* [Exercise] From the entries that follow, gather each line holding the word "minutes".

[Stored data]
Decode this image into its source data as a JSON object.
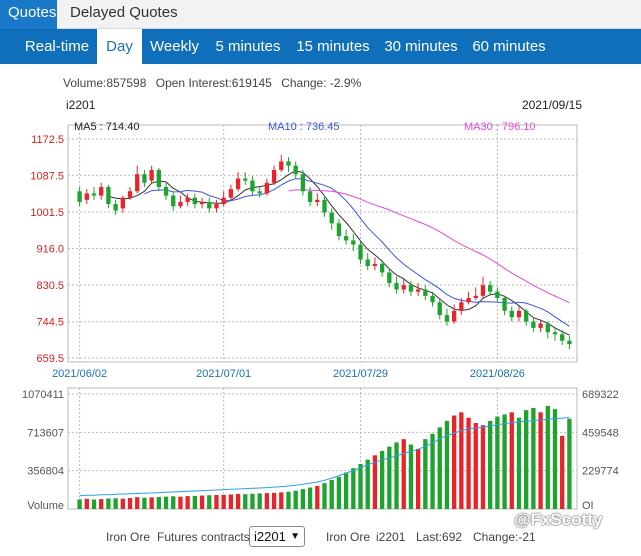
{
  "top_tabs": {
    "quotes": "Quotes",
    "delayed": "Delayed Quotes"
  },
  "periods": [
    {
      "label": "Real-time",
      "active": false
    },
    {
      "label": "Day",
      "active": true
    },
    {
      "label": "Weekly",
      "active": false
    },
    {
      "label": "5 minutes",
      "active": false
    },
    {
      "label": "15 minutes",
      "active": false
    },
    {
      "label": "30 minutes",
      "active": false
    },
    {
      "label": "60 minutes",
      "active": false
    }
  ],
  "stats": {
    "volume": "Volume:857598",
    "open_interest": "Open Interest:619145",
    "change": "Change: -2.9%"
  },
  "chart_header": {
    "code": "i2201",
    "date": "2021/09/15"
  },
  "legend": {
    "ma5": "MA5 : 714.40",
    "ma10": "MA10 : 736.45",
    "ma30": "MA30 : 796.10"
  },
  "bottom": {
    "product": "Iron Ore",
    "futures": "Futures contracts",
    "selected": "i2201",
    "product2": "Iron Ore",
    "code2": "i2201",
    "last": "Last:692",
    "change": "Change:-21"
  },
  "watermark": "@FxScotty",
  "colors": {
    "up": "#e8242b",
    "down": "#1fa32f",
    "ma5": "#333333",
    "ma10": "#3a56e0",
    "ma30": "#e04bd8",
    "oi": "#2aa1e6",
    "accent": "#0f6fba"
  },
  "chart_data": {
    "type": "candlestick",
    "price_ticks": [
      "1172.5",
      "1087.5",
      "1001.5",
      "916.0",
      "830.5",
      "744.5",
      "659.5"
    ],
    "price_range": [
      659.5,
      1172.5
    ],
    "date_ticks": [
      "2021/06/02",
      "2021/07/01",
      "2021/07/29",
      "2021/08/26"
    ],
    "date_tick_index": [
      0,
      20,
      39,
      58
    ],
    "volume_ticks_left": [
      "1070411",
      "713607",
      "356804",
      "Volume"
    ],
    "volume_ticks_right": [
      "689322",
      "459548",
      "229774",
      "OI"
    ],
    "volume_range": [
      0,
      1070411
    ],
    "oi_range": [
      0,
      689322
    ],
    "candles": [
      [
        1050,
        1025,
        1060,
        1015
      ],
      [
        1030,
        1045,
        1055,
        1020
      ],
      [
        1045,
        1040,
        1060,
        1030
      ],
      [
        1040,
        1060,
        1070,
        1030
      ],
      [
        1060,
        1020,
        1065,
        1010
      ],
      [
        1020,
        1005,
        1030,
        995
      ],
      [
        1010,
        1035,
        1040,
        1000
      ],
      [
        1035,
        1050,
        1060,
        1030
      ],
      [
        1050,
        1090,
        1110,
        1045
      ],
      [
        1090,
        1070,
        1100,
        1060
      ],
      [
        1075,
        1100,
        1110,
        1070
      ],
      [
        1100,
        1060,
        1105,
        1050
      ],
      [
        1060,
        1040,
        1070,
        1030
      ],
      [
        1040,
        1015,
        1050,
        1005
      ],
      [
        1015,
        1025,
        1040,
        1010
      ],
      [
        1025,
        1035,
        1045,
        1015
      ],
      [
        1035,
        1020,
        1045,
        1010
      ],
      [
        1020,
        1025,
        1035,
        1010
      ],
      [
        1025,
        1010,
        1035,
        1000
      ],
      [
        1010,
        1020,
        1030,
        1000
      ],
      [
        1020,
        1035,
        1050,
        1015
      ],
      [
        1035,
        1055,
        1065,
        1030
      ],
      [
        1055,
        1080,
        1095,
        1050
      ],
      [
        1080,
        1075,
        1095,
        1065
      ],
      [
        1075,
        1050,
        1085,
        1040
      ],
      [
        1050,
        1045,
        1060,
        1035
      ],
      [
        1045,
        1070,
        1080,
        1040
      ],
      [
        1070,
        1100,
        1110,
        1065
      ],
      [
        1100,
        1120,
        1135,
        1095
      ],
      [
        1120,
        1110,
        1130,
        1095
      ],
      [
        1110,
        1090,
        1120,
        1080
      ],
      [
        1090,
        1050,
        1100,
        1040
      ],
      [
        1050,
        1025,
        1060,
        1015
      ],
      [
        1025,
        1030,
        1045,
        1015
      ],
      [
        1030,
        1000,
        1040,
        990
      ],
      [
        1000,
        975,
        1010,
        960
      ],
      [
        975,
        945,
        985,
        935
      ],
      [
        945,
        935,
        960,
        925
      ],
      [
        935,
        925,
        950,
        910
      ],
      [
        925,
        890,
        935,
        880
      ],
      [
        890,
        875,
        905,
        865
      ],
      [
        875,
        880,
        895,
        865
      ],
      [
        880,
        860,
        890,
        850
      ],
      [
        860,
        835,
        870,
        825
      ],
      [
        835,
        820,
        850,
        810
      ],
      [
        820,
        830,
        845,
        810
      ],
      [
        830,
        815,
        840,
        805
      ],
      [
        815,
        820,
        835,
        805
      ],
      [
        820,
        805,
        830,
        795
      ],
      [
        805,
        790,
        815,
        780
      ],
      [
        790,
        760,
        800,
        750
      ],
      [
        760,
        745,
        775,
        735
      ],
      [
        745,
        770,
        785,
        740
      ],
      [
        770,
        790,
        800,
        760
      ],
      [
        790,
        800,
        815,
        785
      ],
      [
        800,
        805,
        825,
        795
      ],
      [
        805,
        830,
        850,
        800
      ],
      [
        830,
        815,
        840,
        805
      ],
      [
        815,
        800,
        825,
        790
      ],
      [
        800,
        770,
        805,
        760
      ],
      [
        770,
        755,
        780,
        745
      ],
      [
        755,
        770,
        780,
        745
      ],
      [
        770,
        745,
        775,
        735
      ],
      [
        745,
        730,
        755,
        720
      ],
      [
        730,
        740,
        750,
        720
      ],
      [
        740,
        720,
        745,
        705
      ],
      [
        720,
        715,
        730,
        700
      ],
      [
        715,
        700,
        725,
        690
      ],
      [
        700,
        692,
        712,
        680
      ]
    ],
    "volumes": [
      [
        90000,
        "down"
      ],
      [
        95000,
        "up"
      ],
      [
        88000,
        "down"
      ],
      [
        92000,
        "up"
      ],
      [
        98000,
        "down"
      ],
      [
        100000,
        "down"
      ],
      [
        96000,
        "up"
      ],
      [
        102000,
        "up"
      ],
      [
        110000,
        "up"
      ],
      [
        105000,
        "down"
      ],
      [
        108000,
        "up"
      ],
      [
        112000,
        "down"
      ],
      [
        115000,
        "down"
      ],
      [
        118000,
        "down"
      ],
      [
        114000,
        "up"
      ],
      [
        120000,
        "up"
      ],
      [
        122000,
        "down"
      ],
      [
        125000,
        "up"
      ],
      [
        128000,
        "down"
      ],
      [
        130000,
        "up"
      ],
      [
        132000,
        "up"
      ],
      [
        135000,
        "up"
      ],
      [
        140000,
        "up"
      ],
      [
        138000,
        "down"
      ],
      [
        142000,
        "down"
      ],
      [
        145000,
        "down"
      ],
      [
        148000,
        "up"
      ],
      [
        150000,
        "up"
      ],
      [
        155000,
        "up"
      ],
      [
        160000,
        "down"
      ],
      [
        170000,
        "down"
      ],
      [
        185000,
        "down"
      ],
      [
        200000,
        "down"
      ],
      [
        215000,
        "up"
      ],
      [
        240000,
        "down"
      ],
      [
        270000,
        "down"
      ],
      [
        300000,
        "down"
      ],
      [
        340000,
        "down"
      ],
      [
        380000,
        "down"
      ],
      [
        420000,
        "down"
      ],
      [
        460000,
        "down"
      ],
      [
        500000,
        "up"
      ],
      [
        540000,
        "down"
      ],
      [
        580000,
        "down"
      ],
      [
        620000,
        "down"
      ],
      [
        650000,
        "up"
      ],
      [
        600000,
        "down"
      ],
      [
        560000,
        "up"
      ],
      [
        650000,
        "down"
      ],
      [
        700000,
        "down"
      ],
      [
        760000,
        "down"
      ],
      [
        820000,
        "down"
      ],
      [
        870000,
        "up"
      ],
      [
        900000,
        "up"
      ],
      [
        850000,
        "up"
      ],
      [
        800000,
        "up"
      ],
      [
        780000,
        "up"
      ],
      [
        820000,
        "down"
      ],
      [
        860000,
        "down"
      ],
      [
        880000,
        "down"
      ],
      [
        900000,
        "up"
      ],
      [
        850000,
        "down"
      ],
      [
        920000,
        "down"
      ],
      [
        940000,
        "down"
      ],
      [
        900000,
        "up"
      ],
      [
        960000,
        "down"
      ],
      [
        930000,
        "down"
      ],
      [
        680000,
        "up"
      ],
      [
        840000,
        "down"
      ]
    ],
    "open_interest": [
      80000,
      82000,
      83000,
      85000,
      86000,
      88000,
      90000,
      91000,
      93000,
      95000,
      96000,
      98000,
      100000,
      102000,
      104000,
      106000,
      108000,
      110000,
      112000,
      114000,
      116000,
      118000,
      120000,
      122000,
      124000,
      126000,
      128000,
      131000,
      134000,
      138000,
      142000,
      148000,
      155000,
      162000,
      172000,
      185000,
      200000,
      215000,
      230000,
      248000,
      265000,
      280000,
      295000,
      305000,
      318000,
      332000,
      345000,
      358000,
      375000,
      395000,
      420000,
      440000,
      455000,
      470000,
      480000,
      485000,
      490000,
      498000,
      505000,
      512000,
      518000,
      522000,
      526000,
      530000,
      534000,
      538000,
      542000,
      545000,
      548000
    ]
  }
}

* [Output]
      "label": "5 minutes",
      "label": "15 minutes",
      "label": "30 minutes",
      "label": "60 minutes",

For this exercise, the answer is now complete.